DATA RECORDS:

** start **

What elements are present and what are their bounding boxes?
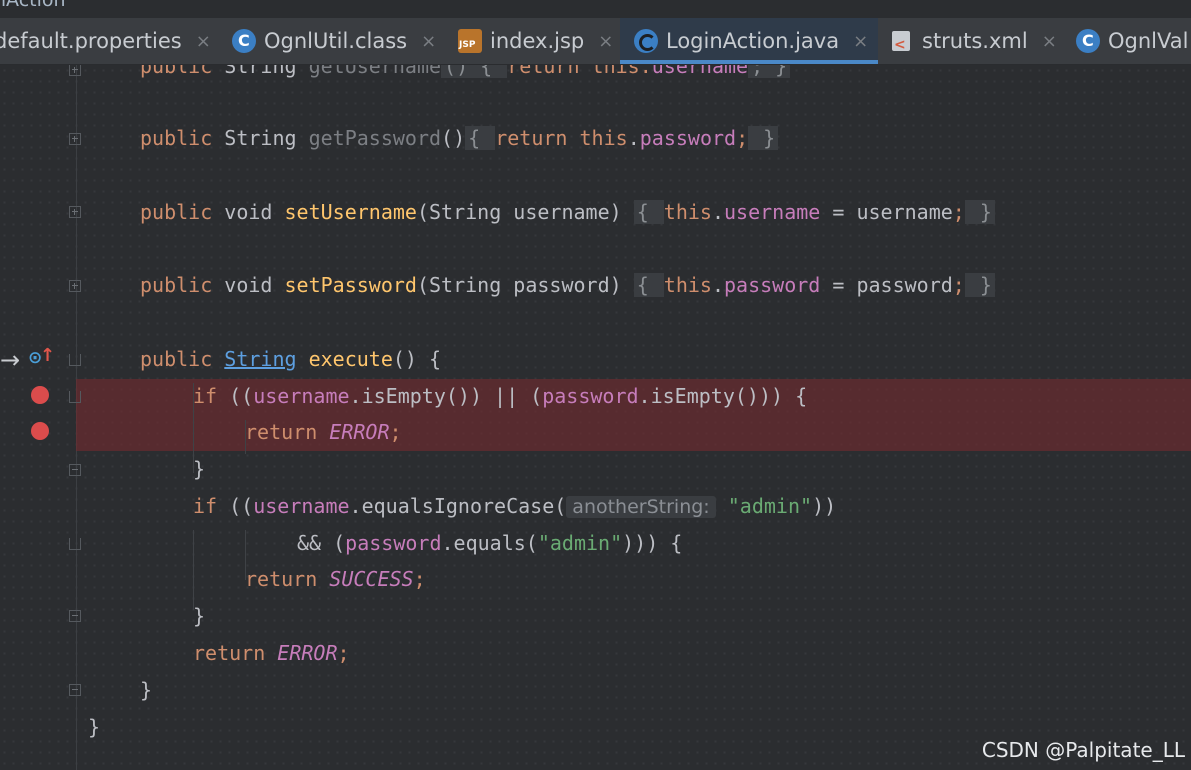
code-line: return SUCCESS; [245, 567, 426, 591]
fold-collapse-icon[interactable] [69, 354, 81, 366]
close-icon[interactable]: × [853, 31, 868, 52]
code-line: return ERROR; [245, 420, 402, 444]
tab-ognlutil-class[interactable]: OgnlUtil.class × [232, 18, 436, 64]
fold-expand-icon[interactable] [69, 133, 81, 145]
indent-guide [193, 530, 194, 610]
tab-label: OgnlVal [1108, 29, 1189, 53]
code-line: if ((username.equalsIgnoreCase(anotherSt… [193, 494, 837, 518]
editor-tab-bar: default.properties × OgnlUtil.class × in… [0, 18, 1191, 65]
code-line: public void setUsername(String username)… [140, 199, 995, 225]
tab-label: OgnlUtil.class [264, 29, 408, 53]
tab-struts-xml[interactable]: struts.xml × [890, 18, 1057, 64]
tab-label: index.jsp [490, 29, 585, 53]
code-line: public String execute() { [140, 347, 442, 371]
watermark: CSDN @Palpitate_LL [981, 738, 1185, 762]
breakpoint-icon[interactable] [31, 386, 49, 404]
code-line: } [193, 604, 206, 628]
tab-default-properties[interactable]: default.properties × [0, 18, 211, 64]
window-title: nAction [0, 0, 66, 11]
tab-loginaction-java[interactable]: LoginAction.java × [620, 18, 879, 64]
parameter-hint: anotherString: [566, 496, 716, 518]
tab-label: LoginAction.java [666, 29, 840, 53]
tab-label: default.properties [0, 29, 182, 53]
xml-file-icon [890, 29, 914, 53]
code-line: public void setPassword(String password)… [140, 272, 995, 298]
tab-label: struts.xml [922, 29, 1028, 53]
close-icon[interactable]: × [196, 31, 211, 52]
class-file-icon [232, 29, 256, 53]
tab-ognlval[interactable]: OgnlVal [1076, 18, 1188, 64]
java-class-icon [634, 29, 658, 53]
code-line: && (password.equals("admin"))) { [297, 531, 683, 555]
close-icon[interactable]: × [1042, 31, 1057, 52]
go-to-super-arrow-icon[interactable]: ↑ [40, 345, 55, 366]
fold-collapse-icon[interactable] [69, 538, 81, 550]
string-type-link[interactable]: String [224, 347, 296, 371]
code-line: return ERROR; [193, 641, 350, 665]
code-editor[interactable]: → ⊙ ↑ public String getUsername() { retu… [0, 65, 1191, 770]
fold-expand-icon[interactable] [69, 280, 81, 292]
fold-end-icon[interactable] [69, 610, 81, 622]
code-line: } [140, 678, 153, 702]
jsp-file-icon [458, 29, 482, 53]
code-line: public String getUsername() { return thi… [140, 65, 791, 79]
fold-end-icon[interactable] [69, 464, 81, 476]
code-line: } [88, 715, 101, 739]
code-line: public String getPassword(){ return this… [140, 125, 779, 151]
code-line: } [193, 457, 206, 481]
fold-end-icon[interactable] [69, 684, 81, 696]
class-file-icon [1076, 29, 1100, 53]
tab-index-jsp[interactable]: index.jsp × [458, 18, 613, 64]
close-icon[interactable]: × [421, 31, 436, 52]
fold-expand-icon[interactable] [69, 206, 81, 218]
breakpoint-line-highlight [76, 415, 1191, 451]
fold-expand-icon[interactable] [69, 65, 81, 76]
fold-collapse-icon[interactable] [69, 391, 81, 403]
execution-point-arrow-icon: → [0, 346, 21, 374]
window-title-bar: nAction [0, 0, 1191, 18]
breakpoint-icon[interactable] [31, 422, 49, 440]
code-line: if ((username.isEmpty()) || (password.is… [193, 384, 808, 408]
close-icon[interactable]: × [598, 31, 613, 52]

** end **
** start **

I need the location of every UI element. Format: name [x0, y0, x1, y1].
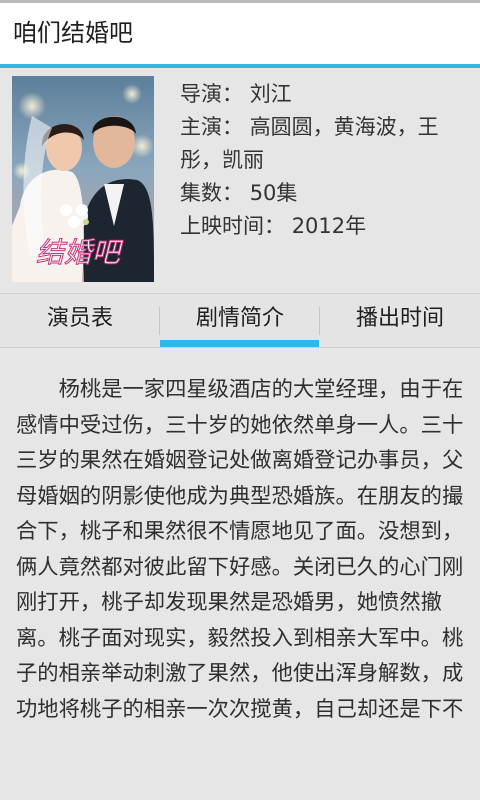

** end **

TO DO: Recast the rows above, from the line with "What elements are" to the line with "string-type-link[interactable]: String [224, 347, 296, 371]", as a Markdown table with columns named Position and Text, numbering each line and omitting blank lines and pictures.

WRITTEN ANSWER:
| Position | Text |
|---|---|
| 1 | What elements are present and what are their bounding boxes? |
| 2 | code-line: return SUCCESS; [245, 567, 426, 591] |
| 3 | fold-collapse-icon[interactable] [69, 354, 81, 366] |
| 4 | close-icon[interactable]: × [853, 31, 868, 52] |
| 5 | code-line: return ERROR; [245, 420, 402, 444] |
| 6 | tab-ognlutil-class[interactable]: OgnlUtil.class × [232, 18, 436, 64] |
| 7 | fold-expand-icon[interactable] [69, 133, 81, 145] |
| 8 | indent-guide [193, 530, 194, 610] |
| 9 | tab-label: OgnlVal [1108, 29, 1189, 53] |
| 10 | code-line: if ((username.equalsIgnoreCase(anotherSt… [193, 494, 837, 518] |
| 11 | editor-tab-bar: default.properties × OgnlUtil.class × in… [0, 18, 1191, 65] |
| 12 | code-line: public void setUsername(String username)… [140, 199, 995, 225] |
| 13 | tab-label: OgnlUtil.class [264, 29, 408, 53] |
| 14 | tab-struts-xml[interactable]: struts.xml × [890, 18, 1057, 64] |
| 15 | tab-label: index.jsp [490, 29, 585, 53] |
| 16 | code-line: public String execute() { [140, 347, 442, 371] |
| 17 | watermark: CSDN @Palpitate_LL [981, 738, 1185, 762] |
| 18 | breakpoint-icon[interactable] [31, 386, 49, 404] |
| 19 | code-line: } [193, 604, 206, 628] |
| 20 | tab-default-properties[interactable]: default.properties × [0, 18, 211, 64] |
| 21 | window-title: nAction [0, 0, 66, 11] |
| 22 | tab-loginaction-java[interactable]: LoginAction.java × [620, 18, 879, 64] |
| 23 | parameter-hint: anotherString: [566, 496, 716, 518] |
| 24 | tab-label: LoginAction.java [666, 29, 840, 53] |
| 25 | tab-label: default.properties [0, 29, 182, 53] |
| 26 | xml-file-icon [890, 29, 914, 53] |
| 27 | code-line: public void setPassword(String password)… [140, 272, 995, 298] |
| 28 | tab-label: struts.xml [922, 29, 1028, 53] |
| 29 | close-icon[interactable]: × [196, 31, 211, 52] |
| 30 | class-file-icon [232, 29, 256, 53] |
| 31 | tab-ognlval[interactable]: OgnlVal [1076, 18, 1188, 64] |
| 32 | java-class-icon [634, 29, 658, 53] |
| 33 | code-line: && (password.equals("admin"))) { [297, 531, 683, 555] |
| 34 | close-icon[interactable]: × [1042, 31, 1057, 52] |
| 35 | go-to-super-arrow-icon[interactable]: ↑ [40, 345, 55, 366] |
| 36 | fold-collapse-icon[interactable] [69, 538, 81, 550] |
| 37 | string-type-link[interactable]: String [224, 347, 296, 371] |